*Do this*. Output all records precisely as written.

*Exercise input*.
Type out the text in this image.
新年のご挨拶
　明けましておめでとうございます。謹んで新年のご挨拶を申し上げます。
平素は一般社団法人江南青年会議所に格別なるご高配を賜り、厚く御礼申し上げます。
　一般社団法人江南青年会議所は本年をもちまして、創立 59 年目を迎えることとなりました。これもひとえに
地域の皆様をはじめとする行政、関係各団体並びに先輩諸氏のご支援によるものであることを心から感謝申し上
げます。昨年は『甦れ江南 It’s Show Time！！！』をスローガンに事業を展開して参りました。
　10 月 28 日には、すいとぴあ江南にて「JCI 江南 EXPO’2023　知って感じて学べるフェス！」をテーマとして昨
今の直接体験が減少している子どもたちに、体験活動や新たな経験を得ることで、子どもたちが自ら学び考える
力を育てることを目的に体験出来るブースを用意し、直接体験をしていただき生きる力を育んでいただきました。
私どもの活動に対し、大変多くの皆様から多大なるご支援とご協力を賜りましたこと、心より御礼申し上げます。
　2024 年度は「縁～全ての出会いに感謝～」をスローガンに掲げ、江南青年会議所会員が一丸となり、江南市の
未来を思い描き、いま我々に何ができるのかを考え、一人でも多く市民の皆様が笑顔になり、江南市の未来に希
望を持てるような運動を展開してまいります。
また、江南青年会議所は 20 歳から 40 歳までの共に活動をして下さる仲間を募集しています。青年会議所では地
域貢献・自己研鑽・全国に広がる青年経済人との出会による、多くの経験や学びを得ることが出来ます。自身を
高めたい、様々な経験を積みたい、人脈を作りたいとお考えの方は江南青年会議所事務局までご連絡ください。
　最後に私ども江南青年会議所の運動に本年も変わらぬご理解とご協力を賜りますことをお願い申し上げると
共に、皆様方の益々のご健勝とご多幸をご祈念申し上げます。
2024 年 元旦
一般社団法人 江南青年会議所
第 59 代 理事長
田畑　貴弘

*Answer in full*.
Type out the text in this image.
新年のご挨拶
　明けましておめでとうございます。謹んで新年のご挨拶を申し上げます。
平素は一般社団法人江南青年会議所に格別なるご高配を賜り、厚く御礼申し上げます。
　一般社団法人江南青年会議所は本年をもちまして、創立 59 年目を迎えることとなりました。これもひとえに
地域の皆様をはじめとする行政、関係各団体並びに先輩諸氏のご支援によるものであることを心から感謝申し上
げます。昨年は『甦れ江南 It’s Show Time！！！』をスローガンに事業を展開して参りました。
　10 月 28 日には、すいとぴあ江南にて「JCI 江南 EXPO’2023　知って感じて学べるフェス！」をテーマとして昨
今の直接体験が減少している子どもたちに、体験活動や新たな経験を得ることで、子どもたちが自ら学び考える
力を育てることを目的に体験出来るブースを用意し、直接体験をしていただき生きる力を育んでいただきました。
私どもの活動に対し、大変多くの皆様から多大なるご支援とご協力を賜りましたこと、心より御礼申し上げます。
　2024 年度は「縁～全ての出会いに感謝～」をスローガンに掲げ、江南青年会議所会員が一丸となり、江南市の
未来を思い描き、いま我々に何ができるのかを考え、一人でも多く市民の皆様が笑顔になり、江南市の未来に希
望を持てるような運動を展開してまいります。
また、江南青年会議所は 20 歳から 40 歳までの共に活動をして下さる仲間を募集しています。青年会議所では地
域貢献・自己研鑽・全国に広がる青年経済人との出会による、多くの経験や学びを得ることが出来ます。自身を
高めたい、様々な経験を積みたい、人脈を作りたいとお考えの方は江南青年会議所事務局までご連絡ください。
　最後に私ども江南青年会議所の運動に本年も変わらぬご理解とご協力を賜りますことをお願い申し上げると
共に、皆様方の益々のご健勝とご多幸をご祈念申し上げます。
2024 年 元旦
一般社団法人 江南青年会議所
第 59 代 理事長
田畑　貴弘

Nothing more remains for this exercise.